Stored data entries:
——————————
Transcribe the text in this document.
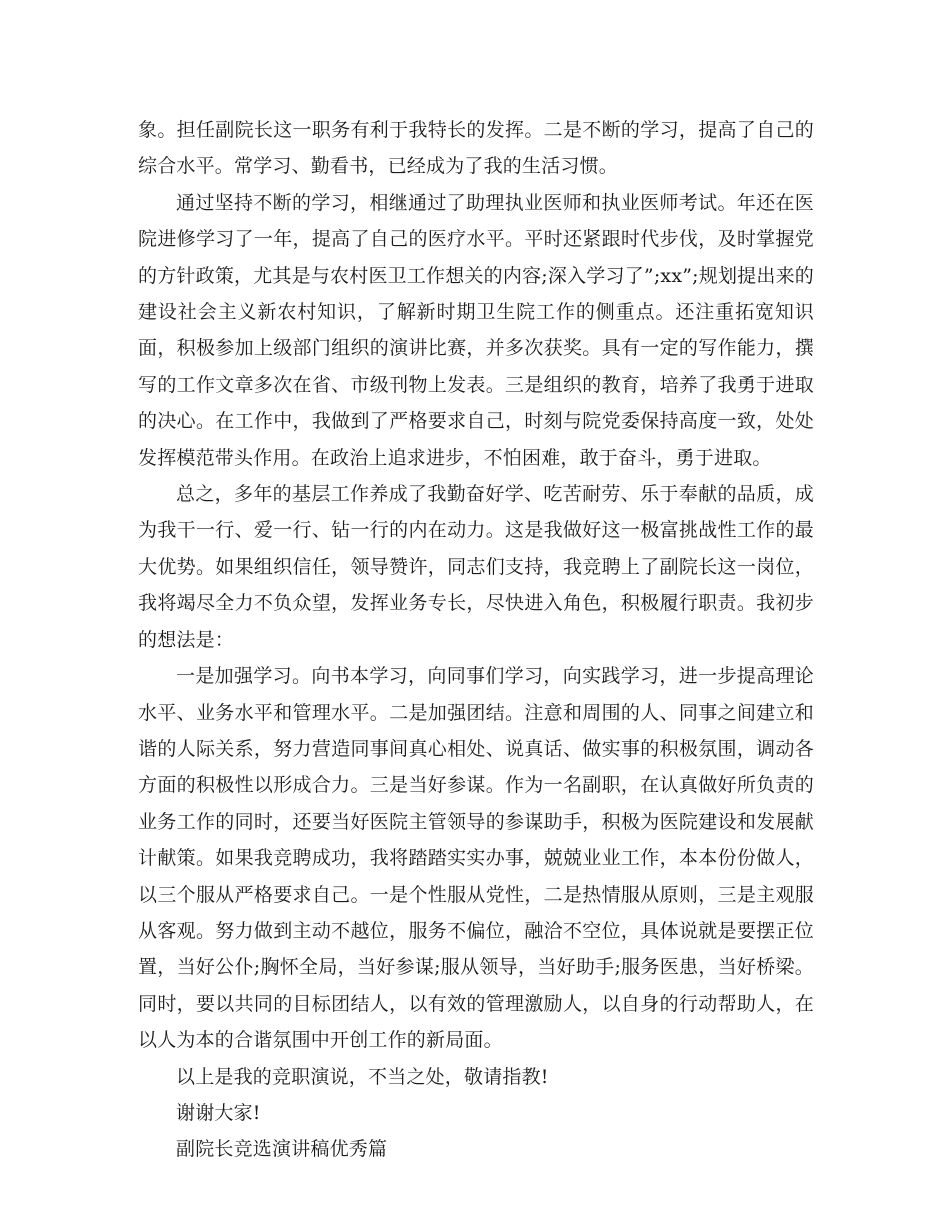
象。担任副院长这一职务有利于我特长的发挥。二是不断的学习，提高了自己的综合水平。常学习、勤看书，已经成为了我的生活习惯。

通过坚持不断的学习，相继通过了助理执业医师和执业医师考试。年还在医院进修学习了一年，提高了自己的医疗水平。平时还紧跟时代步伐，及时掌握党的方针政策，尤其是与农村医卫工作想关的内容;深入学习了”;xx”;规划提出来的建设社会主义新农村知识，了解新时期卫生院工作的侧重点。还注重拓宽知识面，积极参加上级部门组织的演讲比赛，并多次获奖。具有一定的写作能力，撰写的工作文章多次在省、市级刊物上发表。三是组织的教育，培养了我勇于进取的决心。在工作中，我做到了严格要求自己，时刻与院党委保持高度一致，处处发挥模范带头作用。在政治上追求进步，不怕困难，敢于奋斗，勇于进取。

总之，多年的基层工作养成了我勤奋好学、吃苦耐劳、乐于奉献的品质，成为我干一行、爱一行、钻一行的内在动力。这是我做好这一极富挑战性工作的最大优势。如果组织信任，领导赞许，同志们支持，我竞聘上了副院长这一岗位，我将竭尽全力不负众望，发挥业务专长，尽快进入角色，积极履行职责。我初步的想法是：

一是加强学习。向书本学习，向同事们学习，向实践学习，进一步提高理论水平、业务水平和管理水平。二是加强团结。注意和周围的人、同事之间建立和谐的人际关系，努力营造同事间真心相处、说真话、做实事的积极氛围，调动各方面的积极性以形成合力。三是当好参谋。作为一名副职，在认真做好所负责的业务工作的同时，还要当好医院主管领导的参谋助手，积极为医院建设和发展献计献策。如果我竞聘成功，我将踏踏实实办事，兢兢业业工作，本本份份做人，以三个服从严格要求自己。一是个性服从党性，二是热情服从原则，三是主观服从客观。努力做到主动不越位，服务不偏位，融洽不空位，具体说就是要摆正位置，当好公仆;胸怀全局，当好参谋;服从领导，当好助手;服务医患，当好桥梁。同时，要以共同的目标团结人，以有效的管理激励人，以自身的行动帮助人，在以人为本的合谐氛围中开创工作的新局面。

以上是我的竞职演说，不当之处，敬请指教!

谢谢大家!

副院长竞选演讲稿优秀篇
——————————
Task to complete:
Copy every record above exactly as written, but leave out the pictures.

Worked answer:
Transcribe the text in this document.
象。担任副院长这一职务有利于我特长的发挥。二是不断的学习，提高了自己的综合水平。常学习、勤看书，已经成为了我的生活习惯。

通过坚持不断的学习，相继通过了助理执业医师和执业医师考试。年还在医院进修学习了一年，提高了自己的医疗水平。平时还紧跟时代步伐，及时掌握党的方针政策，尤其是与农村医卫工作想关的内容;深入学习了”;xx”;规划提出来的建设社会主义新农村知识，了解新时期卫生院工作的侧重点。还注重拓宽知识面，积极参加上级部门组织的演讲比赛，并多次获奖。具有一定的写作能力，撰写的工作文章多次在省、市级刊物上发表。三是组织的教育，培养了我勇于进取的决心。在工作中，我做到了严格要求自己，时刻与院党委保持高度一致，处处发挥模范带头作用。在政治上追求进步，不怕困难，敢于奋斗，勇于进取。

总之，多年的基层工作养成了我勤奋好学、吃苦耐劳、乐于奉献的品质，成为我干一行、爱一行、钻一行的内在动力。这是我做好这一极富挑战性工作的最大优势。如果组织信任，领导赞许，同志们支持，我竞聘上了副院长这一岗位，我将竭尽全力不负众望，发挥业务专长，尽快进入角色，积极履行职责。我初步的想法是：

一是加强学习。向书本学习，向同事们学习，向实践学习，进一步提高理论水平、业务水平和管理水平。二是加强团结。注意和周围的人、同事之间建立和谐的人际关系，努力营造同事间真心相处、说真话、做实事的积极氛围，调动各方面的积极性以形成合力。三是当好参谋。作为一名副职，在认真做好所负责的业务工作的同时，还要当好医院主管领导的参谋助手，积极为医院建设和发展献计献策。如果我竞聘成功，我将踏踏实实办事，兢兢业业工作，本本份份做人，以三个服从严格要求自己。一是个性服从党性，二是热情服从原则，三是主观服从客观。努力做到主动不越位，服务不偏位，融洽不空位，具体说就是要摆正位置，当好公仆;胸怀全局，当好参谋;服从领导，当好助手;服务医患，当好桥梁。同时，要以共同的目标团结人，以有效的管理激励人，以自身的行动帮助人，在以人为本的合谐氛围中开创工作的新局面。

以上是我的竞职演说，不当之处，敬请指教!

谢谢大家!

副院长竞选演讲稿优秀篇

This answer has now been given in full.